— Start of SUPPLIED ENTRIES —
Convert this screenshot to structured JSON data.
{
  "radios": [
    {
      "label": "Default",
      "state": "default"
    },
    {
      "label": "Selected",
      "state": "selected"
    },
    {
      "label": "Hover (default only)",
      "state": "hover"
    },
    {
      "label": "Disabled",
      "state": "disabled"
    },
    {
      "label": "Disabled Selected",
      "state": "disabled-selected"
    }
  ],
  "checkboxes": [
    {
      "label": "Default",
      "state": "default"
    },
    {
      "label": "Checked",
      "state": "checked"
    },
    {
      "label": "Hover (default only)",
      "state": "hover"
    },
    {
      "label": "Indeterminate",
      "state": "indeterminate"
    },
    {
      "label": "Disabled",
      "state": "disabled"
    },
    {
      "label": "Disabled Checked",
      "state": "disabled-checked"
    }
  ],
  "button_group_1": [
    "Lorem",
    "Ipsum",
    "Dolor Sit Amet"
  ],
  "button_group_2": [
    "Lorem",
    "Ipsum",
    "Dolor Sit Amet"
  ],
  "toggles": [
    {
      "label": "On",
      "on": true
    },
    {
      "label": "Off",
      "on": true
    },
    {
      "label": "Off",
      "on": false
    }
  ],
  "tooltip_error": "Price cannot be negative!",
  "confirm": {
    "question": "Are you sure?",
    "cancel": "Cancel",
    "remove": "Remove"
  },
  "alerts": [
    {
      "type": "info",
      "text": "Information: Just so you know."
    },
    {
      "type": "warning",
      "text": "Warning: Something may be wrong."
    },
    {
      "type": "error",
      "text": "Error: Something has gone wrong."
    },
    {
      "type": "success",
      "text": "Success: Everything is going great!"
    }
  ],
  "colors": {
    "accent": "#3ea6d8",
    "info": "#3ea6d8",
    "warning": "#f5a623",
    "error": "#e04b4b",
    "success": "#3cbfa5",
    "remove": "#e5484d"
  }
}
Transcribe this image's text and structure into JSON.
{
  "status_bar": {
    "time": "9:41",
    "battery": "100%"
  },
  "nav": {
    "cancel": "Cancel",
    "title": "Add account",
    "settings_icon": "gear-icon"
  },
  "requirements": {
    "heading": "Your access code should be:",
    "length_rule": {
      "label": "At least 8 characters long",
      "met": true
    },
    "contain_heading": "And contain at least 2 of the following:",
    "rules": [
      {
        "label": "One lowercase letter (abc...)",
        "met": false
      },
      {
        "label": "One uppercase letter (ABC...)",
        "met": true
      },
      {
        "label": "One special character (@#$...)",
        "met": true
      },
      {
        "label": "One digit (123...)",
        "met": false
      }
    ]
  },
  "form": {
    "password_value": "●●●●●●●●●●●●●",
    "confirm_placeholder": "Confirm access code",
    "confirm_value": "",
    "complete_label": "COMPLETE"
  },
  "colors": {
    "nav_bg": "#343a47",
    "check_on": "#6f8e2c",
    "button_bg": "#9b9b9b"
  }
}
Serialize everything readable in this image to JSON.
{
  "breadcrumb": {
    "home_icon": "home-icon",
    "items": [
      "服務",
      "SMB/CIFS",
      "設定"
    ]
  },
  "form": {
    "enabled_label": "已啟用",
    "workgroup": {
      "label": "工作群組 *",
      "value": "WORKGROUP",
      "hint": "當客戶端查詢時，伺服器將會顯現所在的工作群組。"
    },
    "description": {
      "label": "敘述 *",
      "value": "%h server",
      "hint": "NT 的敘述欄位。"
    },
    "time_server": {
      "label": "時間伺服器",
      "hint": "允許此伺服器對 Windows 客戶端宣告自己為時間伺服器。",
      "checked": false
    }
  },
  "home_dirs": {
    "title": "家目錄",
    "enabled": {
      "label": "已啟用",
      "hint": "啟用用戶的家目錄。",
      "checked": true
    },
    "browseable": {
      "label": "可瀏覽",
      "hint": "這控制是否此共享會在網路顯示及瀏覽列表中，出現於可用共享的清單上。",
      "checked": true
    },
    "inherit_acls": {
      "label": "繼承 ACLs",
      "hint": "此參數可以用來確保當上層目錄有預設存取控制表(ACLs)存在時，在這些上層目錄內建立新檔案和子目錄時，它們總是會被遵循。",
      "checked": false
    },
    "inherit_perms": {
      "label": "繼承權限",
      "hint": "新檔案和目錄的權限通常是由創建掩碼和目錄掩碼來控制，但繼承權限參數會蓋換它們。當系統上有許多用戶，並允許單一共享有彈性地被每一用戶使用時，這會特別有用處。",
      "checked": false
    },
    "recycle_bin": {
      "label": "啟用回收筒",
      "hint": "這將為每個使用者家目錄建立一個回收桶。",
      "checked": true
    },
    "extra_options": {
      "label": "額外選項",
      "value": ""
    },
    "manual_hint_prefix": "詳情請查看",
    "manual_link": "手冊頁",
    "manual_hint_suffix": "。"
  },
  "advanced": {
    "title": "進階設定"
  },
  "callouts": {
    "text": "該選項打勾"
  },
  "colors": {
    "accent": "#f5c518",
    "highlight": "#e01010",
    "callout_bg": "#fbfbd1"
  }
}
— End of SUPPLIED ENTRIES —
GIVEN REQUEST:
Exactly reproduce every line found in the records.

EXERCISE RESPONSE:
Convert this screenshot to structured JSON data.
{
  "radios": [
    {
      "label": "Default",
      "state": "default"
    },
    {
      "label": "Selected",
      "state": "selected"
    },
    {
      "label": "Hover (default only)",
      "state": "hover"
    },
    {
      "label": "Disabled",
      "state": "disabled"
    },
    {
      "label": "Disabled Selected",
      "state": "disabled-selected"
    }
  ],
  "checkboxes": [
    {
      "label": "Default",
      "state": "default"
    },
    {
      "label": "Checked",
      "state": "checked"
    },
    {
      "label": "Hover (default only)",
      "state": "hover"
    },
    {
      "label": "Indeterminate",
      "state": "indeterminate"
    },
    {
      "label": "Disabled",
      "state": "disabled"
    },
    {
      "label": "Disabled Checked",
      "state": "disabled-checked"
    }
  ],
  "button_group_1": [
    "Lorem",
    "Ipsum",
    "Dolor Sit Amet"
  ],
  "button_group_2": [
    "Lorem",
    "Ipsum",
    "Dolor Sit Amet"
  ],
  "toggles": [
    {
      "label": "On",
      "on": true
    },
    {
      "label": "Off",
      "on": true
    },
    {
      "label": "Off",
      "on": false
    }
  ],
  "tooltip_error": "Price cannot be negative!",
  "confirm": {
    "question": "Are you sure?",
    "cancel": "Cancel",
    "remove": "Remove"
  },
  "alerts": [
    {
      "type": "info",
      "text": "Information: Just so you know."
    },
    {
      "type": "warning",
      "text": "Warning: Something may be wrong."
    },
    {
      "type": "error",
      "text": "Error: Something has gone wrong."
    },
    {
      "type": "success",
      "text": "Success: Everything is going great!"
    }
  ],
  "colors": {
    "accent": "#3ea6d8",
    "info": "#3ea6d8",
    "warning": "#f5a623",
    "error": "#e04b4b",
    "success": "#3cbfa5",
    "remove": "#e5484d"
  }
}
Transcribe this image's text and structure into JSON.
{
  "status_bar": {
    "time": "9:41",
    "battery": "100%"
  },
  "nav": {
    "cancel": "Cancel",
    "title": "Add account",
    "settings_icon": "gear-icon"
  },
  "requirements": {
    "heading": "Your access code should be:",
    "length_rule": {
      "label": "At least 8 characters long",
      "met": true
    },
    "contain_heading": "And contain at least 2 of the following:",
    "rules": [
      {
        "label": "One lowercase letter (abc...)",
        "met": false
      },
      {
        "label": "One uppercase letter (ABC...)",
        "met": true
      },
      {
        "label": "One special character (@#$...)",
        "met": true
      },
      {
        "label": "One digit (123...)",
        "met": false
      }
    ]
  },
  "form": {
    "password_value": "●●●●●●●●●●●●●",
    "confirm_placeholder": "Confirm access code",
    "confirm_value": "",
    "complete_label": "COMPLETE"
  },
  "colors": {
    "nav_bg": "#343a47",
    "check_on": "#6f8e2c",
    "button_bg": "#9b9b9b"
  }
}
Serialize everything readable in this image to JSON.
{
  "breadcrumb": {
    "home_icon": "home-icon",
    "items": [
      "服務",
      "SMB/CIFS",
      "設定"
    ]
  },
  "form": {
    "enabled_label": "已啟用",
    "workgroup": {
      "label": "工作群組 *",
      "value": "WORKGROUP",
      "hint": "當客戶端查詢時，伺服器將會顯現所在的工作群組。"
    },
    "description": {
      "label": "敘述 *",
      "value": "%h server",
      "hint": "NT 的敘述欄位。"
    },
    "time_server": {
      "label": "時間伺服器",
      "hint": "允許此伺服器對 Windows 客戶端宣告自己為時間伺服器。",
      "checked": false
    }
  },
  "home_dirs": {
    "title": "家目錄",
    "enabled": {
      "label": "已啟用",
      "hint": "啟用用戶的家目錄。",
      "checked": true
    },
    "browseable": {
      "label": "可瀏覽",
      "hint": "這控制是否此共享會在網路顯示及瀏覽列表中，出現於可用共享的清單上。",
      "checked": true
    },
    "inherit_acls": {
      "label": "繼承 ACLs",
      "hint": "此參數可以用來確保當上層目錄有預設存取控制表(ACLs)存在時，在這些上層目錄內建立新檔案和子目錄時，它們總是會被遵循。",
      "checked": false
    },
    "inherit_perms": {
      "label": "繼承權限",
      "hint": "新檔案和目錄的權限通常是由創建掩碼和目錄掩碼來控制，但繼承權限參數會蓋換它們。當系統上有許多用戶，並允許單一共享有彈性地被每一用戶使用時，這會特別有用處。",
      "checked": false
    },
    "recycle_bin": {
      "label": "啟用回收筒",
      "hint": "這將為每個使用者家目錄建立一個回收桶。",
      "checked": true
    },
    "extra_options": {
      "label": "額外選項",
      "value": ""
    },
    "manual_hint_prefix": "詳情請查看",
    "manual_link": "手冊頁",
    "manual_hint_suffix": "。"
  },
  "advanced": {
    "title": "進階設定"
  },
  "callouts": {
    "text": "該選項打勾"
  },
  "colors": {
    "accent": "#f5c518",
    "highlight": "#e01010",
    "callout_bg": "#fbfbd1"
  }
}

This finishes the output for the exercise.